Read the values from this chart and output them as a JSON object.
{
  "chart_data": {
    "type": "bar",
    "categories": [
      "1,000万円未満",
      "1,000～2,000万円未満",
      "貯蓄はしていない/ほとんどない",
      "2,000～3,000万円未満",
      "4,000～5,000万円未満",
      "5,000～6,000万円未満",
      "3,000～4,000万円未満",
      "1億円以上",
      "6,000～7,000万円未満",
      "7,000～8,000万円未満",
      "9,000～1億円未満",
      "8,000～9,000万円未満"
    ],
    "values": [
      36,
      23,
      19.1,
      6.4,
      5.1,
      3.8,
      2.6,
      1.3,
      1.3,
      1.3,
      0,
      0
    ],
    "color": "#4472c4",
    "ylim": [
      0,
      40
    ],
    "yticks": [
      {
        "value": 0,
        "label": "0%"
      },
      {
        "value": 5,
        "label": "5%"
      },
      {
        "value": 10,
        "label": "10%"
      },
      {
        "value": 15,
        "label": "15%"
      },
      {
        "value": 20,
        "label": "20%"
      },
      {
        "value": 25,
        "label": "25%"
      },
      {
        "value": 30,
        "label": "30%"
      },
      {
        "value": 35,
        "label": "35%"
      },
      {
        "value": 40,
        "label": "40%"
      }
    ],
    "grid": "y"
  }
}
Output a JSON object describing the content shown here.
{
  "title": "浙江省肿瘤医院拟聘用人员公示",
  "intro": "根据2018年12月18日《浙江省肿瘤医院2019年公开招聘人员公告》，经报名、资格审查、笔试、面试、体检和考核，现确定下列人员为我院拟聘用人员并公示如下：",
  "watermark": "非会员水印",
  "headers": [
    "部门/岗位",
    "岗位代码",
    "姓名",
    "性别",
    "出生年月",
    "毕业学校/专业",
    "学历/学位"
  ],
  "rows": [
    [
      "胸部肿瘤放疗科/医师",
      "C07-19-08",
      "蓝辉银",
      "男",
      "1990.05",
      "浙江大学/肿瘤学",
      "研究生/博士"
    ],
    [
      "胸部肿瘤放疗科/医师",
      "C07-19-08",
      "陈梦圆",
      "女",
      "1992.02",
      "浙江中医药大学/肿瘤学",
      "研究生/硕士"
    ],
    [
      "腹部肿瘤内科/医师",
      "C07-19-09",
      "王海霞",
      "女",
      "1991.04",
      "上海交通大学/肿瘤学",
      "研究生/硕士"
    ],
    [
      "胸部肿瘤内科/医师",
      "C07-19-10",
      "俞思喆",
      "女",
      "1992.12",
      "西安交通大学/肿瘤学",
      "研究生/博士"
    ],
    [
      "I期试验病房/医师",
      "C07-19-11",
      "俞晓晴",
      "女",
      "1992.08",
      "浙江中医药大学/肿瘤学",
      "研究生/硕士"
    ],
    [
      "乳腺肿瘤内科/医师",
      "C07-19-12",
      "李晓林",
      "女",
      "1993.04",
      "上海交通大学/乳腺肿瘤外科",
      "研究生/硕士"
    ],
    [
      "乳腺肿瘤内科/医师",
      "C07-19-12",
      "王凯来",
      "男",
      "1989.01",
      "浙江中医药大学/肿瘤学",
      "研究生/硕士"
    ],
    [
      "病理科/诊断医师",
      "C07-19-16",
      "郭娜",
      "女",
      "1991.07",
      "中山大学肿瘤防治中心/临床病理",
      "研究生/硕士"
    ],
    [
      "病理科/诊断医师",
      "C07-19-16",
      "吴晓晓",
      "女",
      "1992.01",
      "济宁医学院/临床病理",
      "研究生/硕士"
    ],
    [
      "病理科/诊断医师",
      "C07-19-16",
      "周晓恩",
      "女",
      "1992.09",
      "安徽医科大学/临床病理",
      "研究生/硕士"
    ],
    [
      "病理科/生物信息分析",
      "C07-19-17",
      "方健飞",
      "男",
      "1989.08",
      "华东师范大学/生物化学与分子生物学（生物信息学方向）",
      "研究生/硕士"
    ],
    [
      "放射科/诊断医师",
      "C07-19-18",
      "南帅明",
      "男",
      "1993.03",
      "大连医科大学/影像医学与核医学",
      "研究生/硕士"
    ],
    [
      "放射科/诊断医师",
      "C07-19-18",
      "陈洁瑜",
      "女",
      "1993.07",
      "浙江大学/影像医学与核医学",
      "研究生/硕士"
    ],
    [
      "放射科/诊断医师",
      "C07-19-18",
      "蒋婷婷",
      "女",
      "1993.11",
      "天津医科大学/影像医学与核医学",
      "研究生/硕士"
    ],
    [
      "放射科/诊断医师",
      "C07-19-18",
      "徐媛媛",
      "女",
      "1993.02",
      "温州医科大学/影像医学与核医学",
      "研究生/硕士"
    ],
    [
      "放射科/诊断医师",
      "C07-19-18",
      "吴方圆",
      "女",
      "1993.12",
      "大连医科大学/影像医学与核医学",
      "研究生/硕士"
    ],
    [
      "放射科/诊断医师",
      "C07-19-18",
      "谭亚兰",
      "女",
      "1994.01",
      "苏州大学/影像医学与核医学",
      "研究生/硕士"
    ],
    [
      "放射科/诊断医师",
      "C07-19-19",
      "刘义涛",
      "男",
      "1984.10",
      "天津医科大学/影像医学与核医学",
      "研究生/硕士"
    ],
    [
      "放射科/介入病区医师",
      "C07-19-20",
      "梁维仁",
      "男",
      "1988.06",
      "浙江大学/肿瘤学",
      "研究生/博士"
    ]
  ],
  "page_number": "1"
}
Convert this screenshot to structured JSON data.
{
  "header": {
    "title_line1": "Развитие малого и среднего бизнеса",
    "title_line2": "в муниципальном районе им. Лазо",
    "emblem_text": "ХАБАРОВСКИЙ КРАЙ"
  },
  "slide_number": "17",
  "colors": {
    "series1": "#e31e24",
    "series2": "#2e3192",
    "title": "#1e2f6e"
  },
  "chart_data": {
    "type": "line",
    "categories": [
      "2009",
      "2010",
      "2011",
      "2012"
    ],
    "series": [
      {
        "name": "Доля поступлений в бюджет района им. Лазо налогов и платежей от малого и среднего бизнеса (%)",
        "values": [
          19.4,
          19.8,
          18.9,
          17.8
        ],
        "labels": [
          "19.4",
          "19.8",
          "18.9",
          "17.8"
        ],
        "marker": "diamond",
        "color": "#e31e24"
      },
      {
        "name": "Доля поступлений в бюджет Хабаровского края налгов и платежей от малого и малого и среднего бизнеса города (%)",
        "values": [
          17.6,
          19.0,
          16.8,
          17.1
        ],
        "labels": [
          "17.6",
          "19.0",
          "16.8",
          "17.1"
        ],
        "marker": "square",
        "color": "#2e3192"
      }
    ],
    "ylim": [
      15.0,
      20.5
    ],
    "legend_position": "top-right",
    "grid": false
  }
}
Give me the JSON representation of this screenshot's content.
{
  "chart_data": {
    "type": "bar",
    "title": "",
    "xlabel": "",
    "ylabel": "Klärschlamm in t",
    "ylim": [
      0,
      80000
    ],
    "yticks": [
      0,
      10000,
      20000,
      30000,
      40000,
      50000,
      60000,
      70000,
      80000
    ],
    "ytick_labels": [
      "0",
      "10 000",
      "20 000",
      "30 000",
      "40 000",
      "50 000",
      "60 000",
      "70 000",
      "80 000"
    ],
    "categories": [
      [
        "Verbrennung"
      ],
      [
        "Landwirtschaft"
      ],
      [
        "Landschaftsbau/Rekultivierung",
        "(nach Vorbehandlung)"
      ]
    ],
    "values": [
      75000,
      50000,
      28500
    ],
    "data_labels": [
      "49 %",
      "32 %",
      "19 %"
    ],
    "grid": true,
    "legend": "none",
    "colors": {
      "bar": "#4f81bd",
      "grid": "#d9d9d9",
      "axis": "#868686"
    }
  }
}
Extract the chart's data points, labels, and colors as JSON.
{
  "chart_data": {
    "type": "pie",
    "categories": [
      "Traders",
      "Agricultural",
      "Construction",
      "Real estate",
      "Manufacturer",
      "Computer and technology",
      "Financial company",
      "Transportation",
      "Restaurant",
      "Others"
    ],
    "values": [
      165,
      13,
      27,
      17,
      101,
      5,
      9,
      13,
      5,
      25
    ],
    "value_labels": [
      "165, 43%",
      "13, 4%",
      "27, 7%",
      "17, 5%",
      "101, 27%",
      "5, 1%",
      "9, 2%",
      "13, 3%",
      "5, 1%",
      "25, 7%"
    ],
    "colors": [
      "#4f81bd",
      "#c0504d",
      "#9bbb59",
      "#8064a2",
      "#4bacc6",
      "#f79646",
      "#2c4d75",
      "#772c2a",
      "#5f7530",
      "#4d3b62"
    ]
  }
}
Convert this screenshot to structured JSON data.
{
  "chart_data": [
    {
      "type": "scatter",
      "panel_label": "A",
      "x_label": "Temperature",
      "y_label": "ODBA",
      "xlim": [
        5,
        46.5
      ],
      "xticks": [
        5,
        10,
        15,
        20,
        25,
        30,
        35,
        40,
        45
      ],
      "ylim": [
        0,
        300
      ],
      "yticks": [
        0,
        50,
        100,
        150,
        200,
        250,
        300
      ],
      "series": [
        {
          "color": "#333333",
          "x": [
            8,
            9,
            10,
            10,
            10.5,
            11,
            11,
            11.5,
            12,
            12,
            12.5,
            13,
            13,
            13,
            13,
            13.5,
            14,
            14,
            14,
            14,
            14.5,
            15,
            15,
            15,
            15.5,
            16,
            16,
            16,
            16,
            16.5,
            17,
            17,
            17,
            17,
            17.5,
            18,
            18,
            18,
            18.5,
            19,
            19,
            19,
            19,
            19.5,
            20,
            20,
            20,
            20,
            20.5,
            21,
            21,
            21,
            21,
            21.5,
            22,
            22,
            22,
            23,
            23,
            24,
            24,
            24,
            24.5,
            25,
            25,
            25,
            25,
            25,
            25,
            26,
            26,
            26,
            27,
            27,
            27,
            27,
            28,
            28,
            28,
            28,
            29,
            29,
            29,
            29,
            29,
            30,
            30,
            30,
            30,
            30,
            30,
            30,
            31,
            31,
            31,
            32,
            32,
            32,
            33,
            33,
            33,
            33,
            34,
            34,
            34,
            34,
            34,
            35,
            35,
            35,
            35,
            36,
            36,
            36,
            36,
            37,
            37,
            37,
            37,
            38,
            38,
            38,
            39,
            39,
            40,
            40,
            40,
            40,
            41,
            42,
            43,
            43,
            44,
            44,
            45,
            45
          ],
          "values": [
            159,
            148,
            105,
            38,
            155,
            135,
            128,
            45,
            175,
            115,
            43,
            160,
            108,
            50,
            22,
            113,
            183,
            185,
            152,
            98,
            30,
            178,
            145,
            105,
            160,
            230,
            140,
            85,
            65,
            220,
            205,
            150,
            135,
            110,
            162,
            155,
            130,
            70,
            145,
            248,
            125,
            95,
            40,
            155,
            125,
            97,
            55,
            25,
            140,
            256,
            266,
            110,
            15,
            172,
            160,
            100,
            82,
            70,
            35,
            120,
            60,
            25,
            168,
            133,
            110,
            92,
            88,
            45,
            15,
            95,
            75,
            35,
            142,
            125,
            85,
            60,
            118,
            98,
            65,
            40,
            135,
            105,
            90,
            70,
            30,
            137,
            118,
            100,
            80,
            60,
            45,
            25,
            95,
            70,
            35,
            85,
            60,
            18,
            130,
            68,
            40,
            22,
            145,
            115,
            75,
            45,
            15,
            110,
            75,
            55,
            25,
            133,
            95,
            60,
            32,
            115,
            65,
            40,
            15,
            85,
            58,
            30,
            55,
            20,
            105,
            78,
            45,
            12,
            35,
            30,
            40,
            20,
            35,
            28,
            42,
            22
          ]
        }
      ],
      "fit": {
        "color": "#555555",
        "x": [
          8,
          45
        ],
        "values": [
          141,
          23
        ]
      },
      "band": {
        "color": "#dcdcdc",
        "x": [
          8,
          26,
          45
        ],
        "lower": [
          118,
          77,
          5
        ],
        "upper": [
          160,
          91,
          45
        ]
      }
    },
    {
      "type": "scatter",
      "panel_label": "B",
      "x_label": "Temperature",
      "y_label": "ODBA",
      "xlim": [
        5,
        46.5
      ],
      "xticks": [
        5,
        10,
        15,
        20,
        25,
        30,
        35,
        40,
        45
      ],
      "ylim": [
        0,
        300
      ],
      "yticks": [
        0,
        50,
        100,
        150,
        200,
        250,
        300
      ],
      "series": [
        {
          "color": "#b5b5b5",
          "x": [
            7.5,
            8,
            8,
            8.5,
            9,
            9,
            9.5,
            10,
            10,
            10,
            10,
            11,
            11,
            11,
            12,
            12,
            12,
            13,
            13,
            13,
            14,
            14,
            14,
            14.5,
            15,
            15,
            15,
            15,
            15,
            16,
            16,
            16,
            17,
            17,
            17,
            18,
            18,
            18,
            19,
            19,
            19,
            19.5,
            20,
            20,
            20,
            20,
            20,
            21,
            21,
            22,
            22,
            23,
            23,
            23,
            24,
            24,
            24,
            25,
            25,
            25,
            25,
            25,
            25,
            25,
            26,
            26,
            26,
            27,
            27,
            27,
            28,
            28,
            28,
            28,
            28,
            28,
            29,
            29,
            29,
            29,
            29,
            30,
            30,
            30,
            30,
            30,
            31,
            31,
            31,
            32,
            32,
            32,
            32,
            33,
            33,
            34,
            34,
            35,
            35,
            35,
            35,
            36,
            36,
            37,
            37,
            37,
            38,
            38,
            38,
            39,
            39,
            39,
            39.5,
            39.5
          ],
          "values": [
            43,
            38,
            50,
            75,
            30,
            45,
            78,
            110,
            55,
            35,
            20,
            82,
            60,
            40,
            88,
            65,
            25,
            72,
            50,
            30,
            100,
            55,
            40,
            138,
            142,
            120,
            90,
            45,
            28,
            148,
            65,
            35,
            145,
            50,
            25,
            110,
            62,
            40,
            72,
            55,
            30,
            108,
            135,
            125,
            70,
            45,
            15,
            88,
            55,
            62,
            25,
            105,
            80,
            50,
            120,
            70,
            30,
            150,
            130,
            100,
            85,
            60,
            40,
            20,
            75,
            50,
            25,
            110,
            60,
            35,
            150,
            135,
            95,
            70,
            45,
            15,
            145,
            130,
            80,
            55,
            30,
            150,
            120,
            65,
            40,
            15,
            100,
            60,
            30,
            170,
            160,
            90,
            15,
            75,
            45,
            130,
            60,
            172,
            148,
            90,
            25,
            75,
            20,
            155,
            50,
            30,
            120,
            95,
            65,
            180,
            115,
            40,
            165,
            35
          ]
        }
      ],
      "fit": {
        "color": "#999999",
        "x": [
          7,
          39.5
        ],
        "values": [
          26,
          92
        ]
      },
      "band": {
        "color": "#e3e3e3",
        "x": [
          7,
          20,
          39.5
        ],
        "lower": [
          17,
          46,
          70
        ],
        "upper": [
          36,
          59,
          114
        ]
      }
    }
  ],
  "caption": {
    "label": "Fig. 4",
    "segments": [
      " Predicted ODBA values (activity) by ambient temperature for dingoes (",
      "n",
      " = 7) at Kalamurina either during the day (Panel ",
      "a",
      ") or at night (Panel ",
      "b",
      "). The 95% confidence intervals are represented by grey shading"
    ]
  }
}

+ + + +

Identify the lines in the entries above that contain "grid", then copy them out.

* Full output:
    "grid": "y"
    "grid": false
    "grid": true,
      "grid": "#d9d9d9",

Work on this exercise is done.